» **DIRECTIVE**
Your task is to repeat the entries word for word while leaving out the pictures.

» **Entries from a dataset**
## Begin
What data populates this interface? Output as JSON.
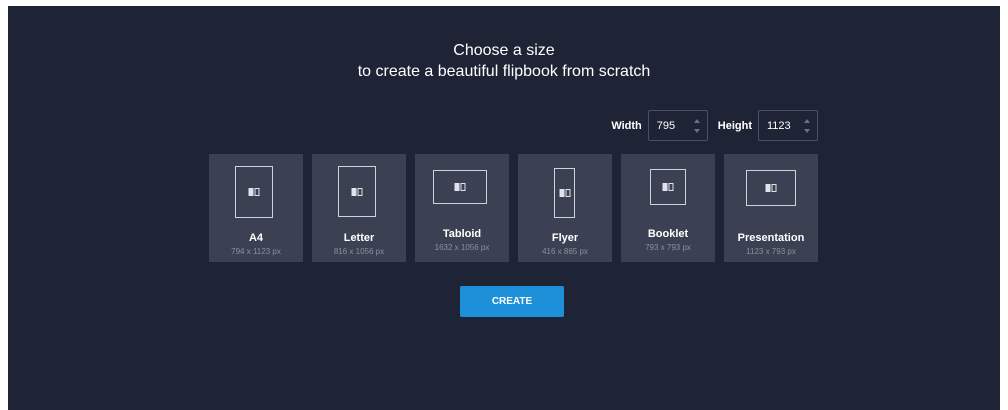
{
  "heading": {
    "line1": "Choose a size",
    "line2": "to create a beautiful flipbook from scratch"
  },
  "dimensions": {
    "width_label": "Width",
    "width_value": "795",
    "height_label": "Height",
    "height_value": "1123"
  },
  "sizes": [
    {
      "name": "A4",
      "size": "794 x 1123 px",
      "icon": "portrait-page-icon"
    },
    {
      "name": "Letter",
      "size": "816 x 1056 px",
      "icon": "portrait-page-icon"
    },
    {
      "name": "Tabloid",
      "size": "1632 x 1056 px",
      "icon": "landscape-page-icon"
    },
    {
      "name": "Flyer",
      "size": "416 x 865 px",
      "icon": "narrow-page-icon"
    },
    {
      "name": "Booklet",
      "size": "793 x 793 px",
      "icon": "square-page-icon"
    },
    {
      "name": "Presentation",
      "size": "1123 x 793 px",
      "icon": "landscape-page-icon"
    }
  ],
  "create_label": "CREATE",
  "colors": {
    "background": "#1e2435",
    "card": "#3b4152",
    "accent": "#1e90d9"
  }
}
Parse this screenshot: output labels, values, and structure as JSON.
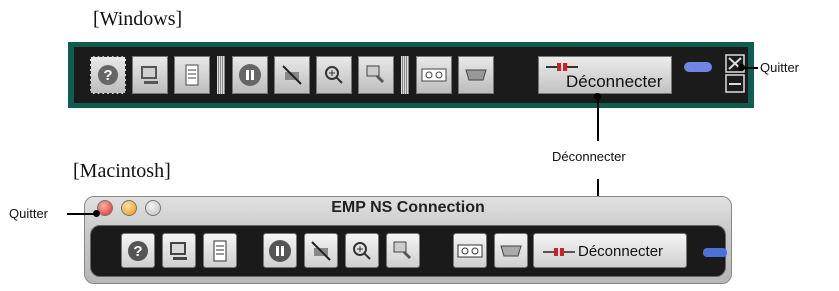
{
  "windows": {
    "section_label": "[Windows]",
    "disconnect_label": "Déconnecter"
  },
  "mac": {
    "section_label": "[Macintosh]",
    "window_title": "EMP NS Connection",
    "disconnect_label": "Déconnecter"
  },
  "callouts": {
    "quit_windows": "Quitter",
    "disconnect": "Déconnecter",
    "quit_mac": "Quitter"
  },
  "icons": {
    "toolbar": [
      "help-icon",
      "monitor-icon",
      "document-icon",
      "pause-icon",
      "no-cable-icon",
      "zoom-icon",
      "tools-icon",
      "tape-icon",
      "serial-icon",
      "plug-icon"
    ]
  },
  "colors": {
    "windows_frame": "#0f5d4e",
    "toolbar_bg": "#1b1b1b",
    "led_blue": "#6f84e3"
  }
}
## End
» **THE SOLUTION**
What data populates this interface? Output as JSON.
{
  "heading": {
    "line1": "Choose a size",
    "line2": "to create a beautiful flipbook from scratch"
  },
  "dimensions": {
    "width_label": "Width",
    "width_value": "795",
    "height_label": "Height",
    "height_value": "1123"
  },
  "sizes": [
    {
      "name": "A4",
      "size": "794 x 1123 px",
      "icon": "portrait-page-icon"
    },
    {
      "name": "Letter",
      "size": "816 x 1056 px",
      "icon": "portrait-page-icon"
    },
    {
      "name": "Tabloid",
      "size": "1632 x 1056 px",
      "icon": "landscape-page-icon"
    },
    {
      "name": "Flyer",
      "size": "416 x 865 px",
      "icon": "narrow-page-icon"
    },
    {
      "name": "Booklet",
      "size": "793 x 793 px",
      "icon": "square-page-icon"
    },
    {
      "name": "Presentation",
      "size": "1123 x 793 px",
      "icon": "landscape-page-icon"
    }
  ],
  "create_label": "CREATE",
  "colors": {
    "background": "#1e2435",
    "card": "#3b4152",
    "accent": "#1e90d9"
  }
}
Parse this screenshot: output labels, values, and structure as JSON.
{
  "windows": {
    "section_label": "[Windows]",
    "disconnect_label": "Déconnecter"
  },
  "mac": {
    "section_label": "[Macintosh]",
    "window_title": "EMP NS Connection",
    "disconnect_label": "Déconnecter"
  },
  "callouts": {
    "quit_windows": "Quitter",
    "disconnect": "Déconnecter",
    "quit_mac": "Quitter"
  },
  "icons": {
    "toolbar": [
      "help-icon",
      "monitor-icon",
      "document-icon",
      "pause-icon",
      "no-cable-icon",
      "zoom-icon",
      "tools-icon",
      "tape-icon",
      "serial-icon",
      "plug-icon"
    ]
  },
  "colors": {
    "windows_frame": "#0f5d4e",
    "toolbar_bg": "#1b1b1b",
    "led_blue": "#6f84e3"
  }
}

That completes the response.